[begin Dataset records]

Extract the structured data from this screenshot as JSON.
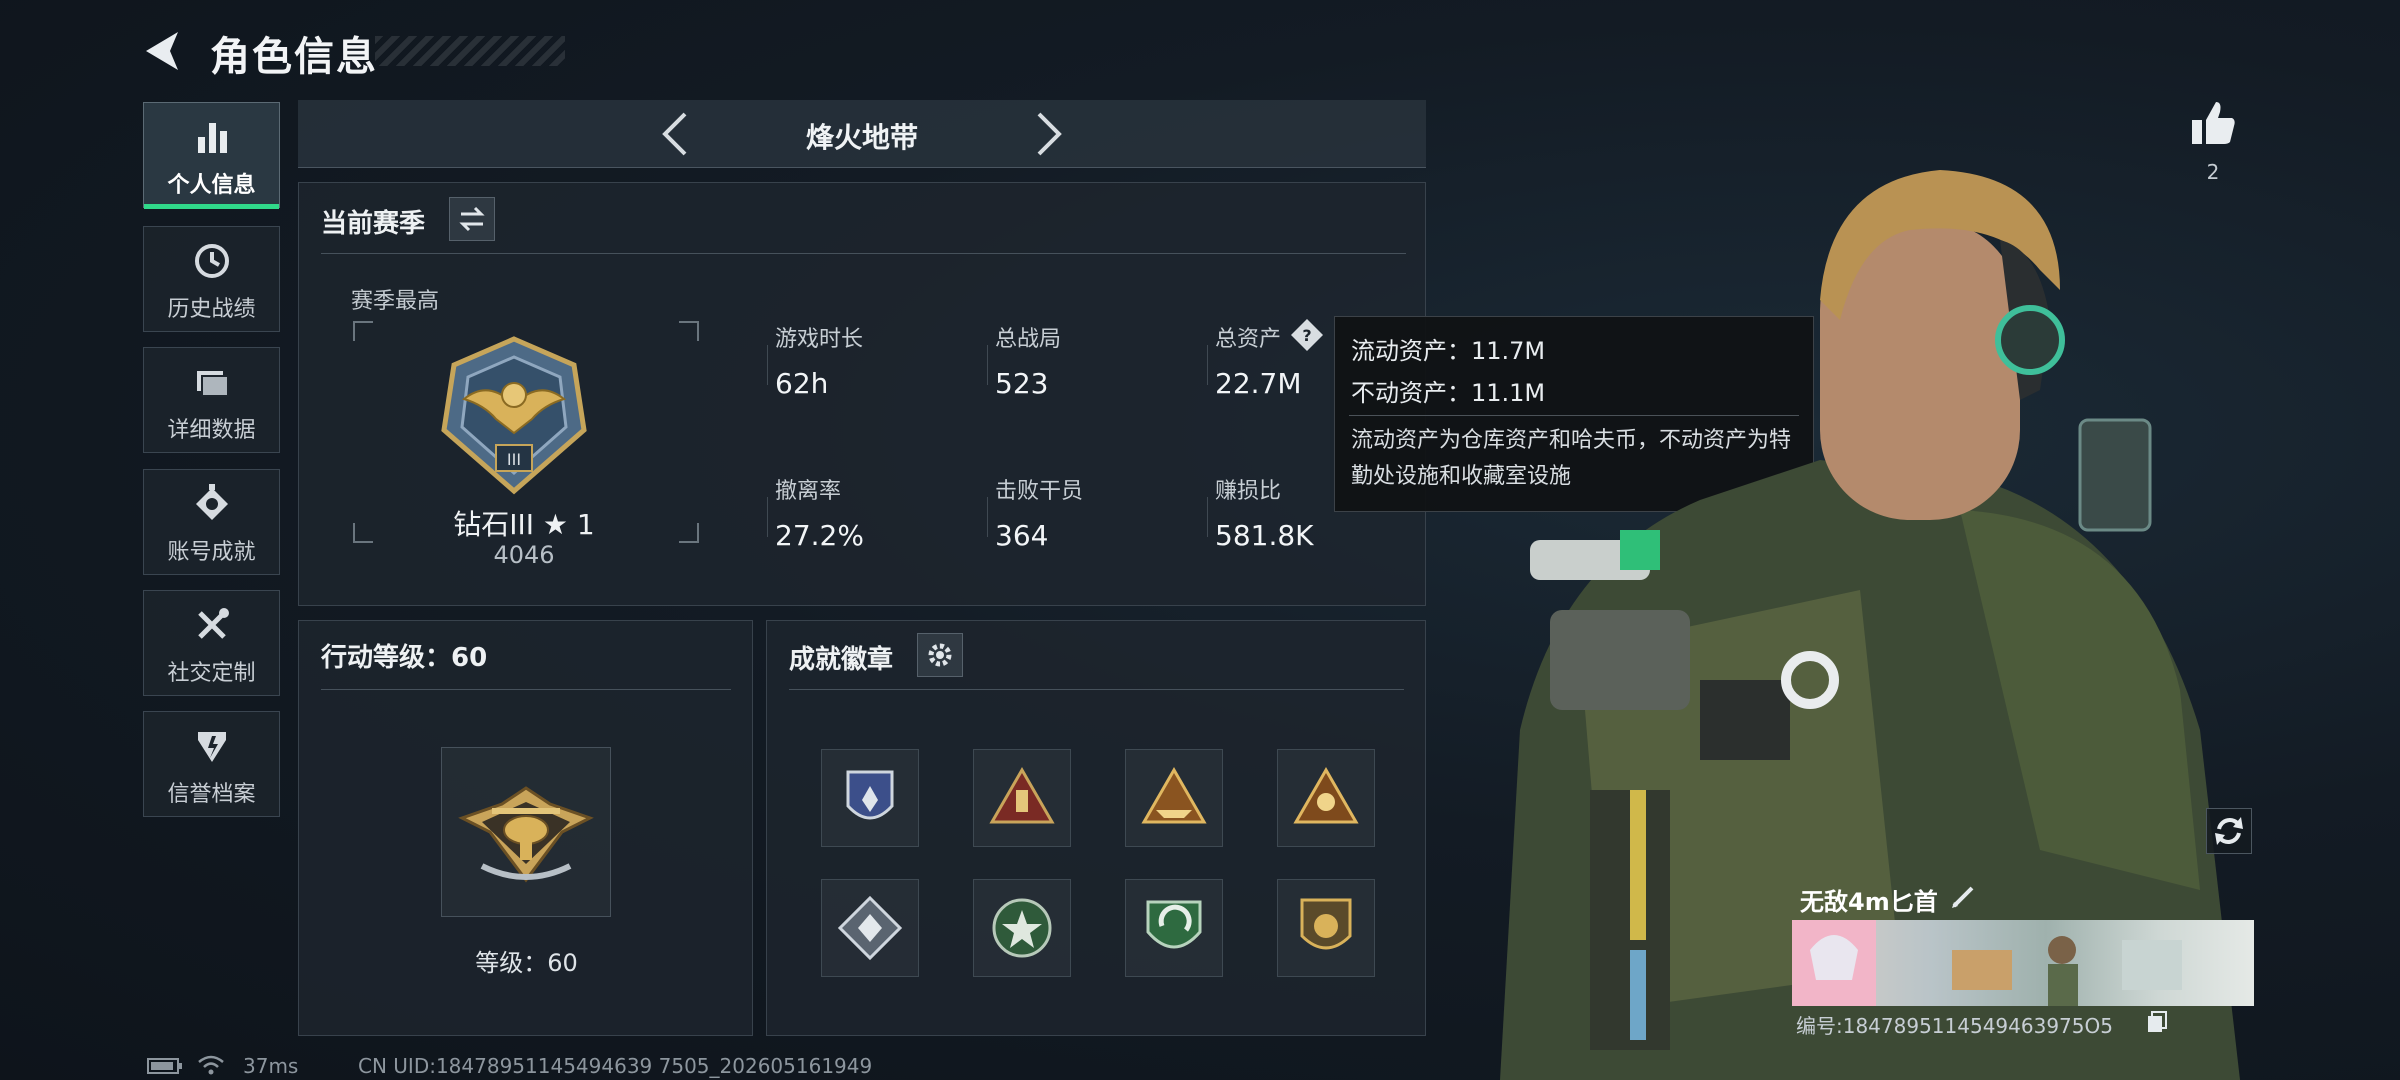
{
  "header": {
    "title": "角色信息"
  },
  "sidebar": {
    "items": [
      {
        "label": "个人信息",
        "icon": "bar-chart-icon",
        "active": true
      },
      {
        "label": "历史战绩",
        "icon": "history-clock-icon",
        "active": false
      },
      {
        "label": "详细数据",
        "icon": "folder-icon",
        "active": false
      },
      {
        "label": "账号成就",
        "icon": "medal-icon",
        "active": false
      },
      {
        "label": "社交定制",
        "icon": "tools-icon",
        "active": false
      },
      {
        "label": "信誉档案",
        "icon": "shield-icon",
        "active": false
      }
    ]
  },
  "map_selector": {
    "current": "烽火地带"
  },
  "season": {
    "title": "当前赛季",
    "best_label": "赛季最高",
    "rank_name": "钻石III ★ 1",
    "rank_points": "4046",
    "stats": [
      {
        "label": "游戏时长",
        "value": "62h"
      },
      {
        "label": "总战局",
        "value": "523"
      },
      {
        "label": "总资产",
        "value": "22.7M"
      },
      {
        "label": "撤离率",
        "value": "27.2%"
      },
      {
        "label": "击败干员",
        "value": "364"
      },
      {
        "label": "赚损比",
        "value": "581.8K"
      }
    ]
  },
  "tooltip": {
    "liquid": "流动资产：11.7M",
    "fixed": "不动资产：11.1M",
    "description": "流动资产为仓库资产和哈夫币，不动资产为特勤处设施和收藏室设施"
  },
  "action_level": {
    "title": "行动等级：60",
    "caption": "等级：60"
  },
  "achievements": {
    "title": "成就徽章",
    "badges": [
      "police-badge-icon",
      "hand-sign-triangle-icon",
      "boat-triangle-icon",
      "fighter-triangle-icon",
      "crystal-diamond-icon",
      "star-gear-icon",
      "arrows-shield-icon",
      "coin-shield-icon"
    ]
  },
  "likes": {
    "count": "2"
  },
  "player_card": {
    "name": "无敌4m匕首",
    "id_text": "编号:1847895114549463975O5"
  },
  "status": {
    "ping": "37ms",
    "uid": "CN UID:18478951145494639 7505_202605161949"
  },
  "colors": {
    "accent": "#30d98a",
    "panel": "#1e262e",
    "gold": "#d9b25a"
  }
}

[end Dataset records]

Job: Reproduce the whole listing word for word, setting aside any pictures.

Worked solution:
Extract the structured data from this screenshot as JSON.
{
  "header": {
    "title": "角色信息"
  },
  "sidebar": {
    "items": [
      {
        "label": "个人信息",
        "icon": "bar-chart-icon",
        "active": true
      },
      {
        "label": "历史战绩",
        "icon": "history-clock-icon",
        "active": false
      },
      {
        "label": "详细数据",
        "icon": "folder-icon",
        "active": false
      },
      {
        "label": "账号成就",
        "icon": "medal-icon",
        "active": false
      },
      {
        "label": "社交定制",
        "icon": "tools-icon",
        "active": false
      },
      {
        "label": "信誉档案",
        "icon": "shield-icon",
        "active": false
      }
    ]
  },
  "map_selector": {
    "current": "烽火地带"
  },
  "season": {
    "title": "当前赛季",
    "best_label": "赛季最高",
    "rank_name": "钻石III ★ 1",
    "rank_points": "4046",
    "stats": [
      {
        "label": "游戏时长",
        "value": "62h"
      },
      {
        "label": "总战局",
        "value": "523"
      },
      {
        "label": "总资产",
        "value": "22.7M"
      },
      {
        "label": "撤离率",
        "value": "27.2%"
      },
      {
        "label": "击败干员",
        "value": "364"
      },
      {
        "label": "赚损比",
        "value": "581.8K"
      }
    ]
  },
  "tooltip": {
    "liquid": "流动资产：11.7M",
    "fixed": "不动资产：11.1M",
    "description": "流动资产为仓库资产和哈夫币，不动资产为特勤处设施和收藏室设施"
  },
  "action_level": {
    "title": "行动等级：60",
    "caption": "等级：60"
  },
  "achievements": {
    "title": "成就徽章",
    "badges": [
      "police-badge-icon",
      "hand-sign-triangle-icon",
      "boat-triangle-icon",
      "fighter-triangle-icon",
      "crystal-diamond-icon",
      "star-gear-icon",
      "arrows-shield-icon",
      "coin-shield-icon"
    ]
  },
  "likes": {
    "count": "2"
  },
  "player_card": {
    "name": "无敌4m匕首",
    "id_text": "编号:1847895114549463975O5"
  },
  "status": {
    "ping": "37ms",
    "uid": "CN UID:18478951145494639 7505_202605161949"
  },
  "colors": {
    "accent": "#30d98a",
    "panel": "#1e262e",
    "gold": "#d9b25a"
  }
}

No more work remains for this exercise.